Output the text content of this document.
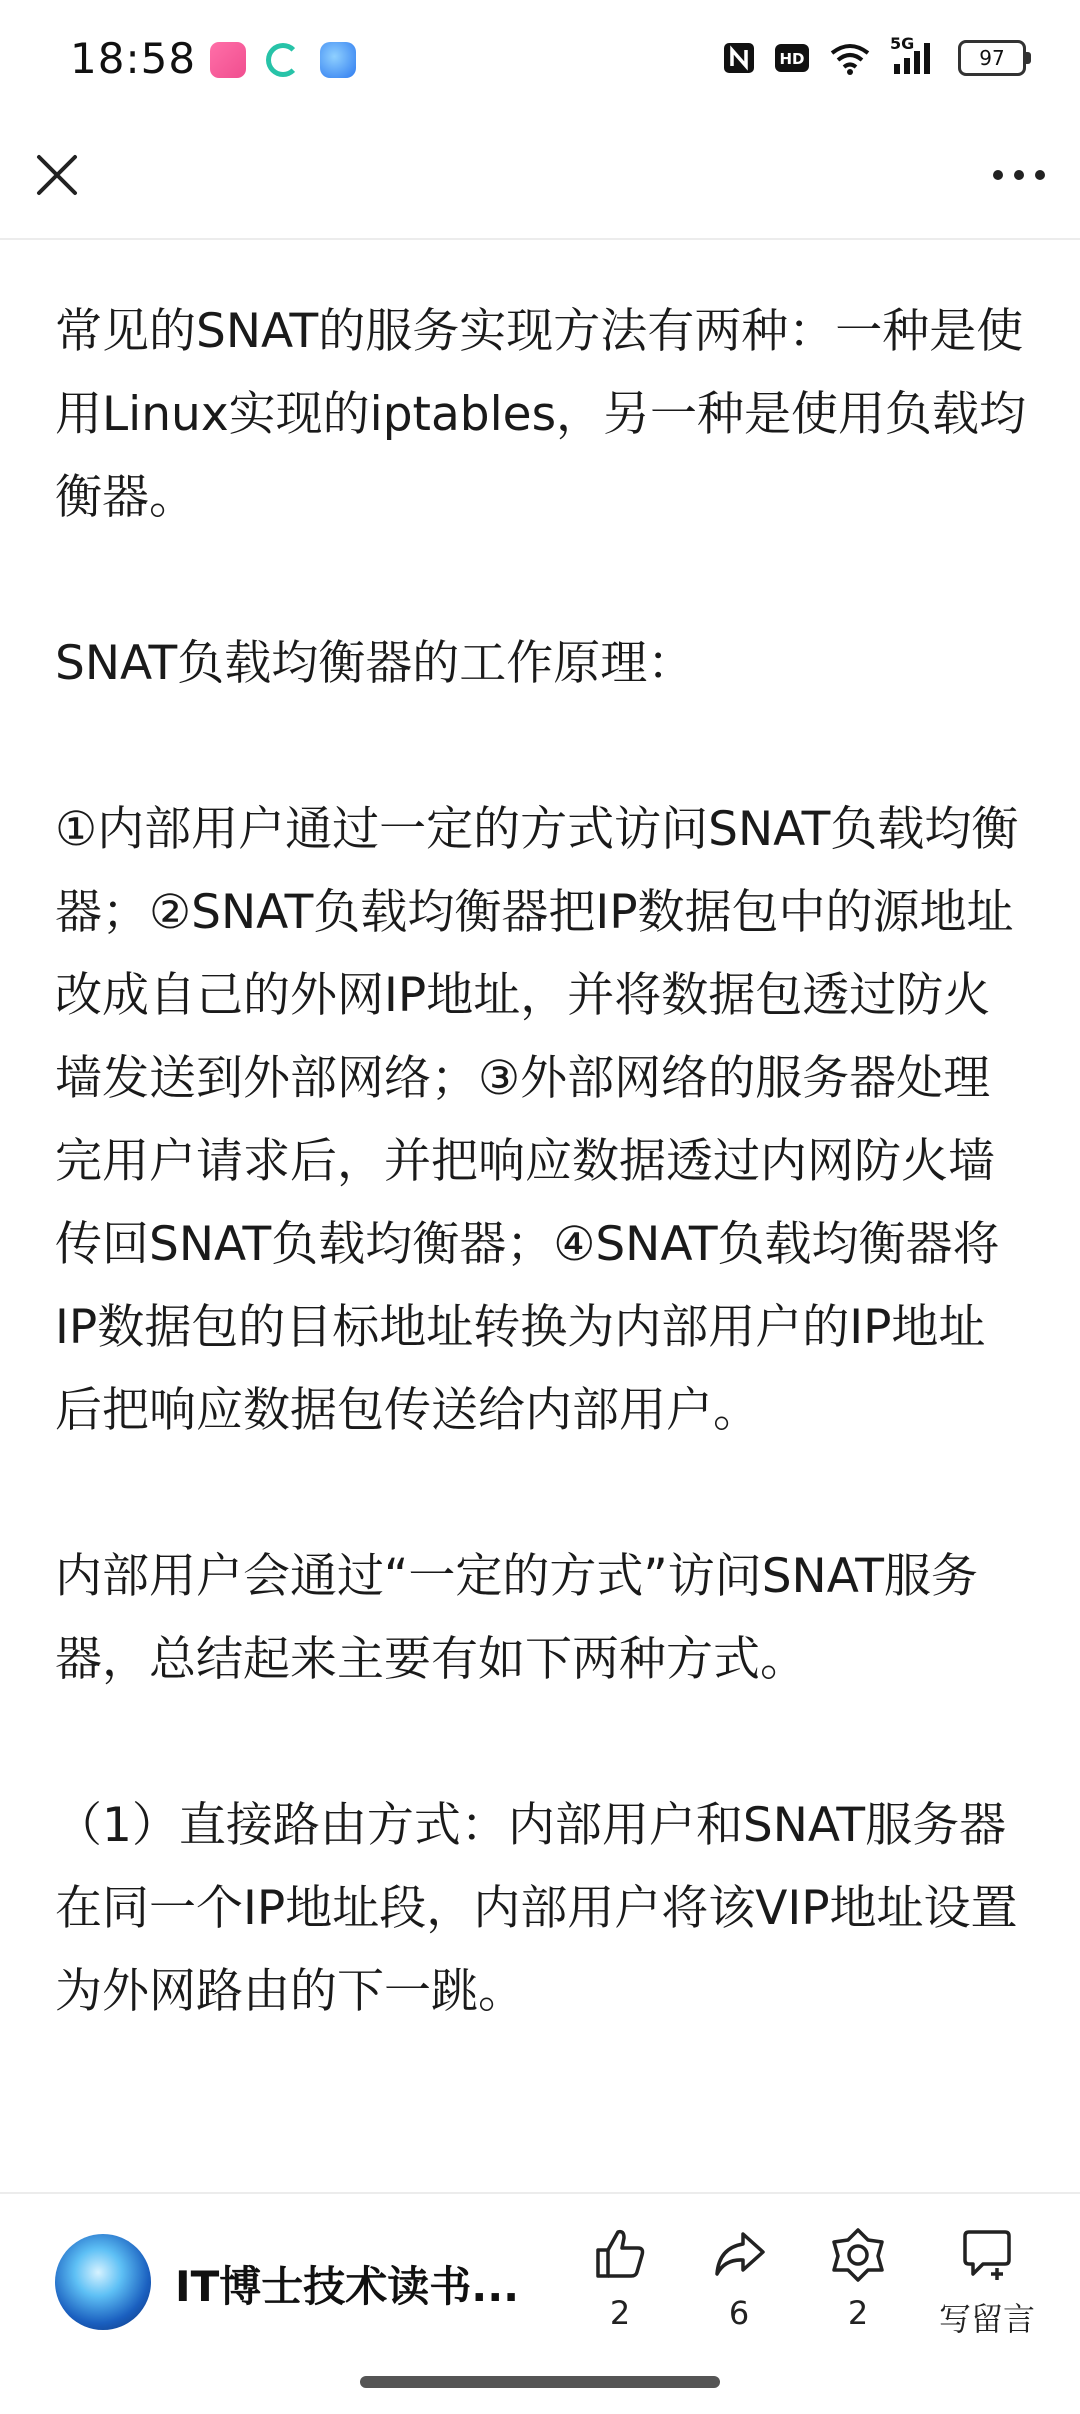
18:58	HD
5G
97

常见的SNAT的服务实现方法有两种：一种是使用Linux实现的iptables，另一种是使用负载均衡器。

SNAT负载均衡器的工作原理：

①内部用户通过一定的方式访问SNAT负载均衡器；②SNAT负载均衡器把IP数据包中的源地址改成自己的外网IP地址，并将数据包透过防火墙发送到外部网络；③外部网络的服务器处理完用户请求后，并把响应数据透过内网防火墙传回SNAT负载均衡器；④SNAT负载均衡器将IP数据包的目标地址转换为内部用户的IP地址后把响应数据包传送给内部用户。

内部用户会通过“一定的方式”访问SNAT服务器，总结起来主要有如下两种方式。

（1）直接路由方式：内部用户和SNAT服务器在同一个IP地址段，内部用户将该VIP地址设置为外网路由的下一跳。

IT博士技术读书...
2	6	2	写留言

- [What this task involves]:
Your task is to return the entries above exactly, with no pictures.

- [Answer to this exercise]:
Output the text content of this document.
18:58	HD
5G
97

常见的SNAT的服务实现方法有两种：一种是使用Linux实现的iptables，另一种是使用负载均衡器。

SNAT负载均衡器的工作原理：

①内部用户通过一定的方式访问SNAT负载均衡器；②SNAT负载均衡器把IP数据包中的源地址改成自己的外网IP地址，并将数据包透过防火墙发送到外部网络；③外部网络的服务器处理完用户请求后，并把响应数据透过内网防火墙传回SNAT负载均衡器；④SNAT负载均衡器将IP数据包的目标地址转换为内部用户的IP地址后把响应数据包传送给内部用户。

内部用户会通过“一定的方式”访问SNAT服务器，总结起来主要有如下两种方式。

（1）直接路由方式：内部用户和SNAT服务器在同一个IP地址段，内部用户将该VIP地址设置为外网路由的下一跳。

IT博士技术读书...
2	6	2	写留言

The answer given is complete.